DIRECTIONS FOR THIS TASK
Rewrite the entry lines below as a numbered list with blank lines omitted. Begin at the line that contains "sidebar-toggle-icon[interactable]: ▤ [1293,108,1303,121]" and stop after the line that contains "new-tab-icon[interactable]: + [707,25,723,40]".

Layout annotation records

..............................

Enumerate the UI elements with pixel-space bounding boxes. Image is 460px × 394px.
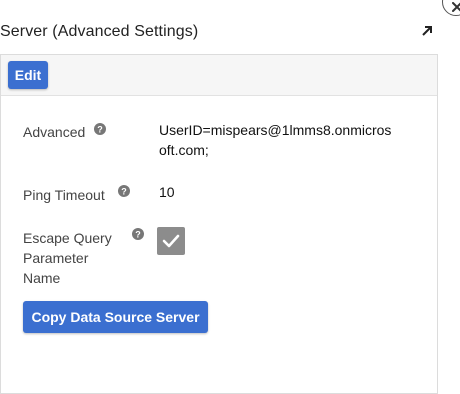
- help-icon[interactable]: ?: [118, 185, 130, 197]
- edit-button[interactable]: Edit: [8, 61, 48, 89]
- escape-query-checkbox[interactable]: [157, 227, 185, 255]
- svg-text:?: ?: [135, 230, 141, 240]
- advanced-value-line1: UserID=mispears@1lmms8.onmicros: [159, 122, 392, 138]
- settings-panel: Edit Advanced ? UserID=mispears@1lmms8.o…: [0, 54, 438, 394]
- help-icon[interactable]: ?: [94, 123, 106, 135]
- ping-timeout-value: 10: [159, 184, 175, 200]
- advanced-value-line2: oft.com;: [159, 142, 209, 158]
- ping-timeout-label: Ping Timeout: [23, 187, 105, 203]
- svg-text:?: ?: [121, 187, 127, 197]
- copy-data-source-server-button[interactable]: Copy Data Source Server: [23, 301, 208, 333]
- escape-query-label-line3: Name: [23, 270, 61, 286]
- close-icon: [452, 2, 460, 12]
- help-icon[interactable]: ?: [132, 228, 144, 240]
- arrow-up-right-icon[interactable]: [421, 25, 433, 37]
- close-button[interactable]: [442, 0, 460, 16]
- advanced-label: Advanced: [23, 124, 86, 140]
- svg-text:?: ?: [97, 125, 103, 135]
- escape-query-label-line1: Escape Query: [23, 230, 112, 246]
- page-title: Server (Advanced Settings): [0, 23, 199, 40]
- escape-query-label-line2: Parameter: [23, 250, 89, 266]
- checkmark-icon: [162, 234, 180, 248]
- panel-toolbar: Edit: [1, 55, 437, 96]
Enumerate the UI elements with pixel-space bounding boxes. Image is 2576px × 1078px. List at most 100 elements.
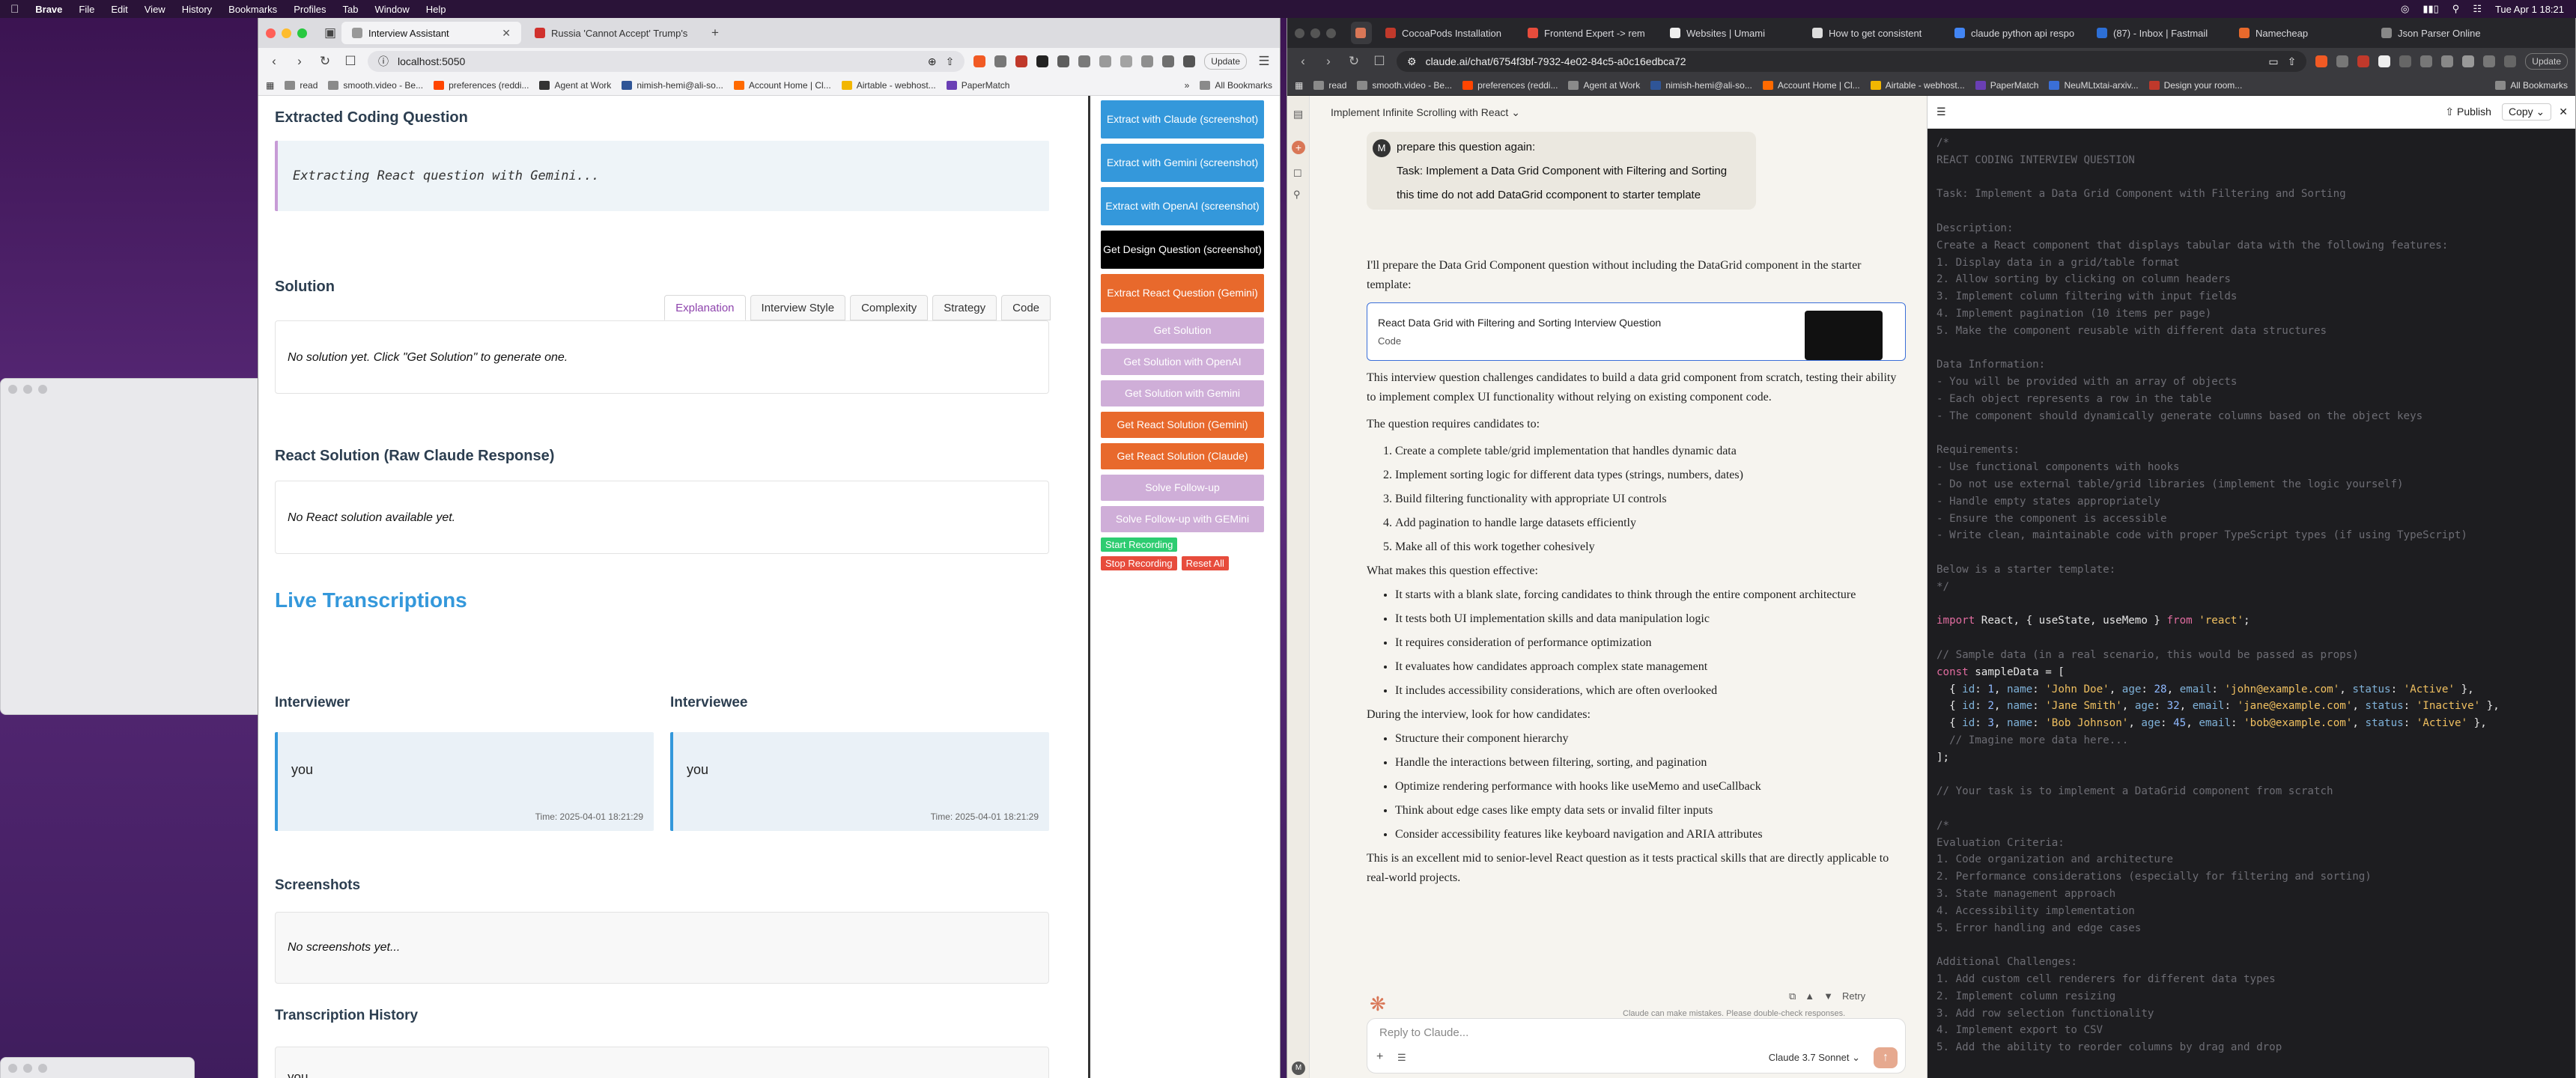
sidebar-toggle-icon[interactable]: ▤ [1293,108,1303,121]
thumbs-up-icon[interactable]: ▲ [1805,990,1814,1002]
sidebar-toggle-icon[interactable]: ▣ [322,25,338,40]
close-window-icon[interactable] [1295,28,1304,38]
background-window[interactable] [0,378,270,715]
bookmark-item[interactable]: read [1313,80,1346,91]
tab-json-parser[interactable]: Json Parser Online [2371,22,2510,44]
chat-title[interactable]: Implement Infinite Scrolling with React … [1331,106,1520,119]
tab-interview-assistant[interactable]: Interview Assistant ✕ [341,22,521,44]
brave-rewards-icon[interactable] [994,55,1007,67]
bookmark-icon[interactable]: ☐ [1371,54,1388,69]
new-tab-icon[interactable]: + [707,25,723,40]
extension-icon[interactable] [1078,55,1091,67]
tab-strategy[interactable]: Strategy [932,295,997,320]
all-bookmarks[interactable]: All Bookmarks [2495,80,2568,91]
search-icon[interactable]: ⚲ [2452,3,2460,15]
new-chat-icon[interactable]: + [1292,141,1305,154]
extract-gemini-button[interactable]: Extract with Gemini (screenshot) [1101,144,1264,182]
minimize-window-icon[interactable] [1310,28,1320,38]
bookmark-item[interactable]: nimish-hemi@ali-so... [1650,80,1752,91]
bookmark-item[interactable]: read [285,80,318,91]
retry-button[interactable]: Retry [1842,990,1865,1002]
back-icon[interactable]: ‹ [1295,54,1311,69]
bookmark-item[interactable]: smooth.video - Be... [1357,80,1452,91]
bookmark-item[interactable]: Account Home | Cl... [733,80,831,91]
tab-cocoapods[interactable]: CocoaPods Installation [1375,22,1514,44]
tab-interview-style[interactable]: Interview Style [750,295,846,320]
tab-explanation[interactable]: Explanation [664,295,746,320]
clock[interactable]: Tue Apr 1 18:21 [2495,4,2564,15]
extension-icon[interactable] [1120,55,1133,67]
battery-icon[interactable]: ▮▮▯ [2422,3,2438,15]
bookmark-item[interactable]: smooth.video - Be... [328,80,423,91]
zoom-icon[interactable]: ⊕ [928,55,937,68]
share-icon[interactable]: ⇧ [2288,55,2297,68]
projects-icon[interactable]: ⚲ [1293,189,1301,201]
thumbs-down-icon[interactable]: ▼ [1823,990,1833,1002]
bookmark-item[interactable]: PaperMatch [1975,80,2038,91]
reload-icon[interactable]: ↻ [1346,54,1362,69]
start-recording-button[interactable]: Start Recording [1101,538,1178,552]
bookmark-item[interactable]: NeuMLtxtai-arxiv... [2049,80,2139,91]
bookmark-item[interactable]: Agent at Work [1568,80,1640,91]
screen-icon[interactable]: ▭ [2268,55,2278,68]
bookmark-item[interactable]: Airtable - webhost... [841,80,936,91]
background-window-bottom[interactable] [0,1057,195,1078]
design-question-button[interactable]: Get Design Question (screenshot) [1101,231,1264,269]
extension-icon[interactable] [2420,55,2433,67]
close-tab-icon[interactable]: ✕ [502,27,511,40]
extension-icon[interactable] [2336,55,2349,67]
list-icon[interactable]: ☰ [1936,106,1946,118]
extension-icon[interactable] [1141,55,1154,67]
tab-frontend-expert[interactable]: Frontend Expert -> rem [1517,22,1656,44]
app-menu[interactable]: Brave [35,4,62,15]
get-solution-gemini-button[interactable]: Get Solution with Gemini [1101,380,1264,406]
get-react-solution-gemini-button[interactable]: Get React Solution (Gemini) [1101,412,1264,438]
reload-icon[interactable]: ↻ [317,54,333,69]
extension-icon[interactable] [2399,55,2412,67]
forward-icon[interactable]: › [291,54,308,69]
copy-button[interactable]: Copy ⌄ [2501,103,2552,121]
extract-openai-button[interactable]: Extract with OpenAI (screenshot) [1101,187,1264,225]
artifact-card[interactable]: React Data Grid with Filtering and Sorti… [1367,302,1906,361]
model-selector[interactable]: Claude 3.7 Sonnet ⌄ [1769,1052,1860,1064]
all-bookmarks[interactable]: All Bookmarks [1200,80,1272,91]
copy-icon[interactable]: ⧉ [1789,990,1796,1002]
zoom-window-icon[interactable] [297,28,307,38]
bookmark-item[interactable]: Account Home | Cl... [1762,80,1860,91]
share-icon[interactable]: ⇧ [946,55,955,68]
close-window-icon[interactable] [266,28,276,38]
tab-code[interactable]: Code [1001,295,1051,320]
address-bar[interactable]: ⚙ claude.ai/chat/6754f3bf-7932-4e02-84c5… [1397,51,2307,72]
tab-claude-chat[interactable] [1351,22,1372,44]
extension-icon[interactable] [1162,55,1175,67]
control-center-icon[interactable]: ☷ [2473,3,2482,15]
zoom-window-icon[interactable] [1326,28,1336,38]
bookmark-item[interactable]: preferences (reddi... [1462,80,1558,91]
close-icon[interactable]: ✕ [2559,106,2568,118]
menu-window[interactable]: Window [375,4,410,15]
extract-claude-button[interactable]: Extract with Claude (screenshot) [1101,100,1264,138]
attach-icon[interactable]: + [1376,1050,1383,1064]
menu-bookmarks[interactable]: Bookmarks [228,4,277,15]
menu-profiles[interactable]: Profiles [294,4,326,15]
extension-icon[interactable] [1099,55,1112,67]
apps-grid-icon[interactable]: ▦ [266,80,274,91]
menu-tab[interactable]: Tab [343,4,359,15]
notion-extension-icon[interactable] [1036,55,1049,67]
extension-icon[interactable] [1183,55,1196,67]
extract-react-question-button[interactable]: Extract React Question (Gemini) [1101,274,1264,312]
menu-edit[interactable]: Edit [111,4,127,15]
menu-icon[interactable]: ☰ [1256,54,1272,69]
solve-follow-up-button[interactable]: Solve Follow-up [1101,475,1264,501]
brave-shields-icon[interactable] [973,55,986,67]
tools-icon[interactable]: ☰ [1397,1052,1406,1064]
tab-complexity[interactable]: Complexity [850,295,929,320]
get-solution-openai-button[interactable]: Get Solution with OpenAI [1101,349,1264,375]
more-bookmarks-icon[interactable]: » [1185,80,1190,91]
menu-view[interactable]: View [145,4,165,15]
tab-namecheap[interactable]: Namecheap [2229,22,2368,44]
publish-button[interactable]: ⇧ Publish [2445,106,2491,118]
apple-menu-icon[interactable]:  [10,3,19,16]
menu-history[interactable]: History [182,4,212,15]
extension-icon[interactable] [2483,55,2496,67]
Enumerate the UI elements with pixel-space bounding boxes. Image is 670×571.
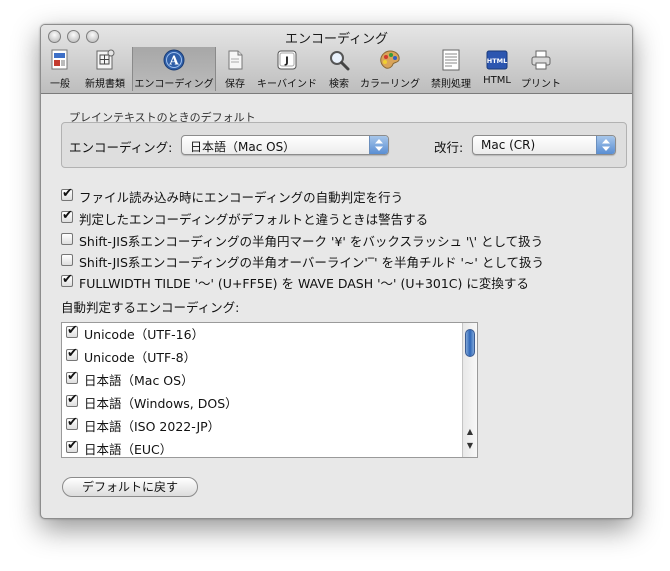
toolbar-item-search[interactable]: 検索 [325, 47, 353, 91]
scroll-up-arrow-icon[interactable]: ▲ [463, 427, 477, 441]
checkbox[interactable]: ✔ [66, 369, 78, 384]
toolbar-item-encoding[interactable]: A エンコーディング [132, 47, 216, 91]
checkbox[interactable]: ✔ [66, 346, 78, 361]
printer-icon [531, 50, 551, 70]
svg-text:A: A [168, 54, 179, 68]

..............................

WRITTEN RESPONSE
1. sidebar-toggle-icon[interactable]: ▤ [1293,108,1303,121]
2. thumbs-up-icon[interactable]: ▲ [1805,990,1814,1002]
3. sidebar-toggle-icon[interactable]: ▣ [322,25,338,40]
4. close-window-icon[interactable] [1295,28,1304,38]
5. background-window[interactable] [0,378,270,715]
6. bookmark-item[interactable]: read [1313,80,1346,91]
7. tab-json-parser[interactable]: Json Parser Online [2371,22,2510,44]
8. chat-title[interactable]: Implement Infinite Scrolling with React … [1331,106,1520,119]
9. tab-interview-assistant[interactable]: Interview Assistant ✕ [341,22,521,44]
10. brave-rewards-icon[interactable] [994,55,1007,67]
11. bookmark-icon[interactable]: ☐ [1371,54,1388,69]
12. new-tab-icon[interactable]: + [707,25,723,40]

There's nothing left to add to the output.